[Records about charts and figures]
[START]

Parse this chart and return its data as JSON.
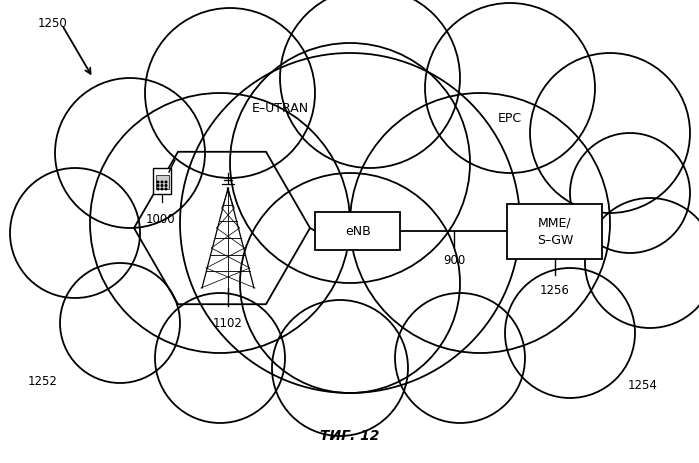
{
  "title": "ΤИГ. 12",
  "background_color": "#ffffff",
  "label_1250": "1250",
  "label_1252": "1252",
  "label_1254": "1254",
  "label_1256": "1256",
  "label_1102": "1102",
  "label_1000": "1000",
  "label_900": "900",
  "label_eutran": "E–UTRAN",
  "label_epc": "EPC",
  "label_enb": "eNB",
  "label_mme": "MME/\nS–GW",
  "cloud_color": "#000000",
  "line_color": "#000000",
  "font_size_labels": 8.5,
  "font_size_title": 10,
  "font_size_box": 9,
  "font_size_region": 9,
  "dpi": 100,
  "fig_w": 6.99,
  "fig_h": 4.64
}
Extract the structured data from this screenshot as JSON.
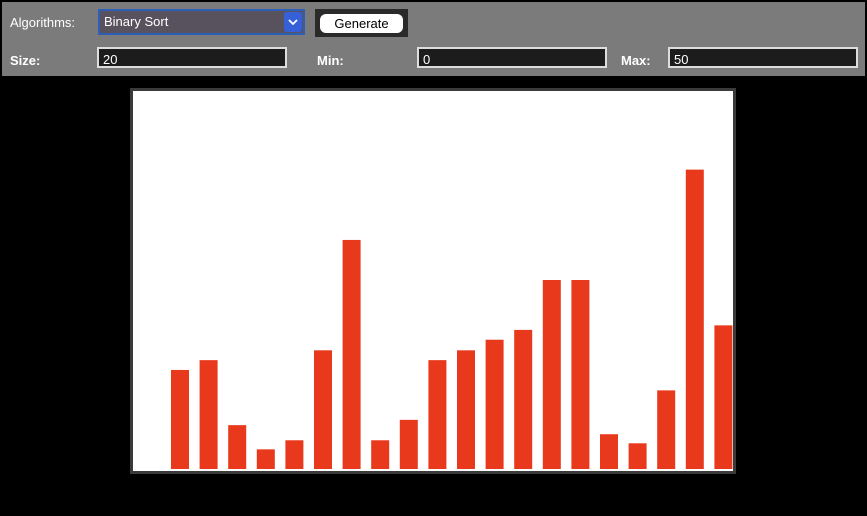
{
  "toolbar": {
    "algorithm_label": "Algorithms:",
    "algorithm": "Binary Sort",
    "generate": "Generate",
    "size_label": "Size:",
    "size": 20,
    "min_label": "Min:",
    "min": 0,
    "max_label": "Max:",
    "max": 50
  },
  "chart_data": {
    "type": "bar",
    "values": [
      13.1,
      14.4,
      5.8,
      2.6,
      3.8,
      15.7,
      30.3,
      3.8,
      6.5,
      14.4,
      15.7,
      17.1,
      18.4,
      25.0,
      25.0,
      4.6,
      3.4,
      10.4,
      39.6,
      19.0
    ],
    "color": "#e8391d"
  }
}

[END]

> **Your instructions**:
Return the whole listing, word for word, and leave out every picture.

> **Response**:
Parse this chart and return its data as JSON.
{
  "title": "ΤИГ. 12",
  "background_color": "#ffffff",
  "label_1250": "1250",
  "label_1252": "1252",
  "label_1254": "1254",
  "label_1256": "1256",
  "label_1102": "1102",
  "label_1000": "1000",
  "label_900": "900",
  "label_eutran": "E–UTRAN",
  "label_epc": "EPC",
  "label_enb": "eNB",
  "label_mme": "MME/\nS–GW",
  "cloud_color": "#000000",
  "line_color": "#000000",
  "font_size_labels": 8.5,
  "font_size_title": 10,
  "font_size_box": 9,
  "font_size_region": 9,
  "dpi": 100,
  "fig_w": 6.99,
  "fig_h": 4.64
}
Extract the structured data from this screenshot as JSON.
{
  "toolbar": {
    "algorithm_label": "Algorithms:",
    "algorithm": "Binary Sort",
    "generate": "Generate",
    "size_label": "Size:",
    "size": 20,
    "min_label": "Min:",
    "min": 0,
    "max_label": "Max:",
    "max": 50
  },
  "chart_data": {
    "type": "bar",
    "values": [
      13.1,
      14.4,
      5.8,
      2.6,
      3.8,
      15.7,
      30.3,
      3.8,
      6.5,
      14.4,
      15.7,
      17.1,
      18.4,
      25.0,
      25.0,
      4.6,
      3.4,
      10.4,
      39.6,
      19.0
    ],
    "color": "#e8391d"
  }
}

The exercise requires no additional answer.